**Instructions for the task**
Copy out the lines of the listing word for word, starting with the line containing "y-tick-label: 50,0% [162, 276, 216, 297]" and going on through the line containing "y-tick-label: 10,0% [162, 483, 216, 504]".

**Provided data**
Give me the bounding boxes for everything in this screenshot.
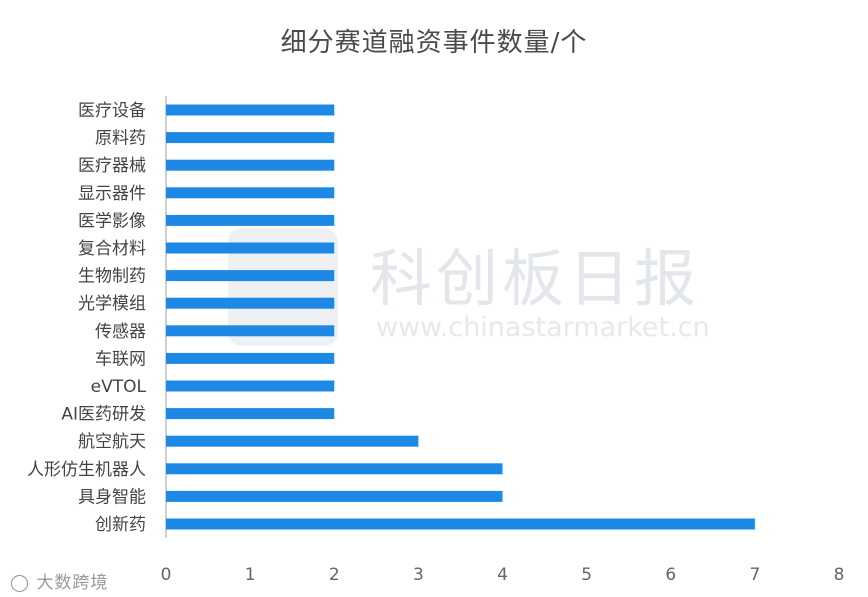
x-tick-label: 6 bbox=[665, 565, 676, 585]
bar bbox=[166, 132, 335, 144]
category-label: 车联网 bbox=[95, 349, 146, 369]
x-tick-label: 8 bbox=[834, 565, 845, 585]
bar bbox=[166, 270, 335, 282]
bar bbox=[166, 187, 335, 199]
bar bbox=[166, 297, 335, 309]
category-label: 显示器件 bbox=[78, 184, 146, 204]
x-tick-label: 2 bbox=[329, 565, 340, 585]
category-label: 生物制药 bbox=[78, 267, 146, 287]
bar bbox=[166, 490, 503, 502]
category-label: 医学影像 bbox=[78, 211, 146, 231]
footer-logo: ◯ 大数跨境 bbox=[10, 568, 108, 593]
bar bbox=[166, 159, 335, 171]
category-label: 医疗设备 bbox=[78, 101, 146, 121]
x-tick-label: 0 bbox=[161, 565, 172, 585]
category-label: 创新药 bbox=[95, 515, 146, 535]
x-tick-label: 5 bbox=[581, 565, 592, 585]
footer-logo-icon: ◯ bbox=[10, 573, 31, 593]
bar bbox=[166, 214, 335, 226]
bar bbox=[166, 518, 755, 530]
footer-logo-text: 大数跨境 bbox=[36, 573, 109, 593]
bar bbox=[166, 325, 335, 337]
x-tick-label: 1 bbox=[245, 565, 256, 585]
x-tick-label: 3 bbox=[413, 565, 424, 585]
watermark-url: www.chinastarmarket.cn bbox=[376, 312, 710, 343]
bar bbox=[166, 242, 335, 254]
category-label: 传感器 bbox=[95, 322, 146, 342]
bar bbox=[166, 435, 419, 447]
category-label: 具身智能 bbox=[78, 487, 146, 507]
category-label: 人形仿生机器人 bbox=[27, 460, 146, 480]
category-label: 医疗器械 bbox=[78, 156, 146, 176]
chart-title: 细分赛道融资事件数量/个 bbox=[280, 28, 588, 58]
bar bbox=[166, 104, 335, 116]
x-tick-label: 4 bbox=[497, 565, 508, 585]
category-label: 光学模组 bbox=[78, 294, 146, 314]
bar bbox=[166, 408, 335, 420]
category-label: 原料药 bbox=[95, 129, 146, 149]
bar bbox=[166, 463, 503, 475]
category-label: AI医药研发 bbox=[61, 405, 146, 425]
category-label: 复合材料 bbox=[78, 239, 146, 259]
x-tick-label: 7 bbox=[749, 565, 760, 585]
bar bbox=[166, 380, 335, 392]
bar bbox=[166, 352, 335, 364]
category-label: eVTOL bbox=[91, 377, 147, 397]
category-label: 航空航天 bbox=[78, 432, 146, 452]
watermark-name: 科创板日报 bbox=[370, 242, 701, 315]
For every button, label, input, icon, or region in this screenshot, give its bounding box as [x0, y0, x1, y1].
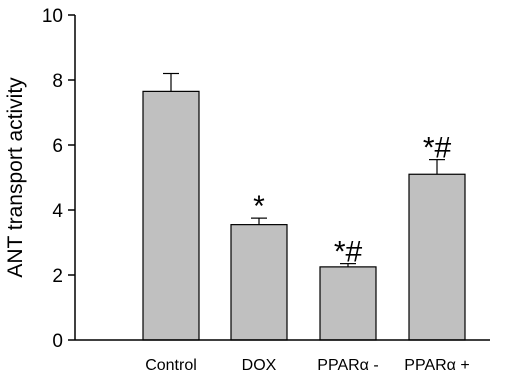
y-ticks: 0 2 4 6 8 10: [42, 6, 75, 352]
error-bars-layer: [163, 72, 445, 267]
y-tick-label: 0: [52, 331, 63, 352]
y-tick-label: 10: [42, 6, 63, 27]
x-tick-label: PPARα +: [404, 357, 469, 374]
y-tick-label: 6: [52, 136, 63, 157]
axes: [74, 15, 490, 341]
y-axis-label: ANT transport activity: [4, 77, 27, 278]
bars-layer: [142, 90, 466, 341]
x-tick-label: DOX: [242, 357, 277, 374]
bar: [142, 90, 200, 341]
x-tick-labels: Control DOX PPARα - PPARα +: [145, 357, 470, 374]
x-tick-label: Control: [145, 357, 197, 374]
significance-label: *#: [334, 236, 363, 269]
bar: [230, 224, 288, 341]
y-tick-label: 2: [52, 266, 63, 287]
bar: [408, 173, 466, 341]
y-tick-label: 8: [52, 71, 63, 92]
y-tick-label: 4: [52, 201, 63, 222]
x-tick-label: PPARα -: [317, 357, 378, 374]
significance-annotations: * *# *#: [253, 132, 451, 269]
bar: [319, 266, 377, 341]
significance-label: *: [253, 190, 265, 223]
significance-label: *#: [423, 132, 452, 165]
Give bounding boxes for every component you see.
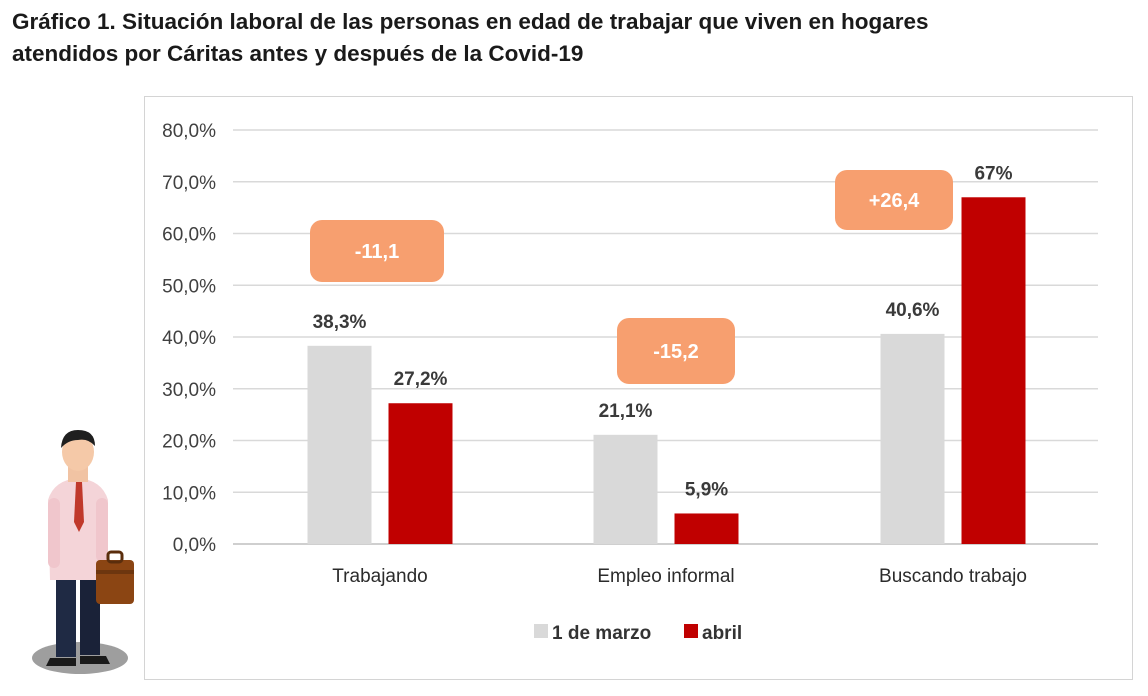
y-tick-label: 50,0% [162, 276, 216, 297]
x-tick-label: Buscando trabajo [879, 566, 1027, 587]
legend-label: 1 de marzo [552, 623, 651, 644]
bar [961, 197, 1026, 544]
y-tick-label: 30,0% [162, 380, 216, 401]
change-callout [835, 170, 953, 230]
bar [307, 345, 372, 544]
x-tick-label: Trabajando [332, 566, 427, 587]
y-tick-label: 60,0% [162, 225, 216, 246]
y-tick-label: 10,0% [162, 483, 216, 504]
y-tick-label: 0,0% [173, 535, 216, 556]
bar [674, 513, 739, 544]
bar [593, 434, 658, 544]
data-label: 21,1% [599, 401, 653, 422]
data-label: 67% [974, 163, 1012, 184]
title-line-1: Gráfico 1. Situación laboral de las pers… [12, 9, 929, 34]
data-label: 38,3% [313, 312, 367, 333]
data-label: 27,2% [394, 369, 448, 390]
businessman-illustration [32, 430, 134, 674]
legend-swatch [684, 624, 698, 638]
bar [388, 403, 453, 544]
change-callout [617, 318, 735, 384]
legend-label: abril [702, 623, 742, 644]
chart-title: Gráfico 1. Situación laboral de las pers… [12, 6, 1132, 70]
change-callout [310, 220, 444, 282]
title-line-2: atendidos por Cáritas antes y después de… [12, 41, 584, 66]
bar [880, 333, 945, 544]
change-callout-label: -11,1 [355, 241, 399, 263]
change-callout-label: -15,2 [653, 341, 699, 363]
change-callout-label: +26,4 [869, 190, 920, 212]
y-tick-label: 20,0% [162, 432, 216, 453]
y-tick-label: 70,0% [162, 173, 216, 194]
data-label: 40,6% [886, 300, 940, 321]
y-tick-label: 80,0% [162, 121, 216, 142]
y-tick-label: 40,0% [162, 328, 216, 349]
legend-swatch [534, 624, 548, 638]
data-label: 5,9% [685, 479, 728, 500]
x-tick-label: Empleo informal [597, 566, 734, 587]
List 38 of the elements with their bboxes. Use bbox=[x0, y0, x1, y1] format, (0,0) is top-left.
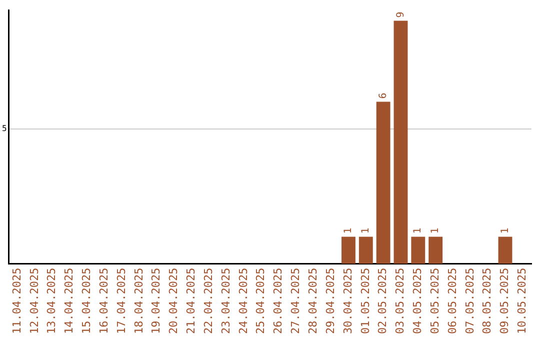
x-tick-label: 28.04.2025 bbox=[306, 268, 320, 334]
x-tick-label: 23.04.2025 bbox=[219, 268, 232, 334]
x-tick-label: 11.04.2025 bbox=[10, 268, 24, 334]
x-tick-label: 05.05.2025 bbox=[428, 268, 442, 334]
x-tick-label: 21.04.2025 bbox=[184, 268, 198, 334]
x-tick-label: 06.05.2025 bbox=[446, 268, 459, 334]
x-tick-label: 02.05.2025 bbox=[376, 268, 390, 334]
x-tick-label: 20.04.2025 bbox=[167, 268, 180, 334]
x-tick-label: 26.04.2025 bbox=[272, 268, 285, 334]
data-label: 1 bbox=[343, 228, 354, 234]
x-tick-label: 13.04.2025 bbox=[45, 268, 58, 334]
x-tick-label: 07.05.2025 bbox=[463, 268, 476, 334]
x-tick-label: 12.04.2025 bbox=[28, 268, 41, 334]
data-label: 1 bbox=[430, 228, 442, 234]
x-tick-label: 29.04.2025 bbox=[324, 268, 337, 334]
x-tick-label: 18.04.2025 bbox=[132, 268, 146, 334]
x-tick-label: 14.04.2025 bbox=[62, 268, 76, 334]
x-tick-label: 10.05.2025 bbox=[516, 268, 529, 334]
x-tick-label: 24.04.2025 bbox=[236, 268, 250, 334]
x-tick-label: 16.04.2025 bbox=[97, 268, 110, 334]
x-tick-label: 08.05.2025 bbox=[480, 268, 494, 334]
x-tick-label: 09.05.2025 bbox=[498, 268, 512, 334]
data-label: 1 bbox=[500, 228, 511, 234]
x-tick-label: 03.05.2025 bbox=[394, 268, 407, 334]
x-tick-label: 01.05.2025 bbox=[358, 268, 372, 334]
x-tick-label: 22.04.2025 bbox=[202, 268, 215, 334]
y-tick-label: 5 bbox=[2, 124, 7, 133]
data-label: 1 bbox=[360, 228, 372, 234]
x-tick-label: 27.04.2025 bbox=[289, 268, 302, 334]
x-tick-label: 19.04.2025 bbox=[150, 268, 163, 334]
x-tick-label: 30.04.2025 bbox=[341, 268, 354, 334]
x-tick-label: 25.04.2025 bbox=[254, 268, 268, 334]
x-tick-label: 17.04.2025 bbox=[114, 268, 128, 334]
data-label: 6 bbox=[378, 92, 389, 99]
x-tick-label: 15.04.2025 bbox=[80, 268, 94, 334]
x-tick-label: 04.05.2025 bbox=[411, 268, 424, 334]
data-label: 1 bbox=[412, 228, 424, 234]
data-label: 9 bbox=[395, 12, 406, 18]
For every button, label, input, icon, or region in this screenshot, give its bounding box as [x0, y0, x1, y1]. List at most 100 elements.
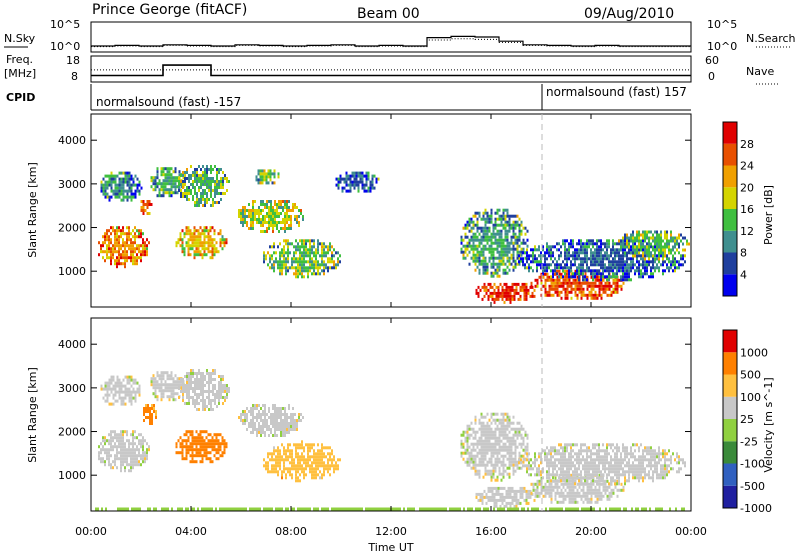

**The reply**
y-tick-label: 50,0% [162, 276, 216, 297]
x-tick-label: Buscando trabajo [879, 566, 1027, 587]
legend-label: 1 de marzo [552, 623, 651, 644]
bar [961, 197, 1026, 544]
y-tick-label: 30,0% [162, 380, 216, 401]
change-callout [835, 170, 953, 230]
bar [307, 345, 372, 544]
x-tick-label: Trabajando [332, 566, 427, 587]
y-tick-label: 60,0% [162, 225, 216, 246]
y-tick-label: 10,0% [162, 483, 216, 504]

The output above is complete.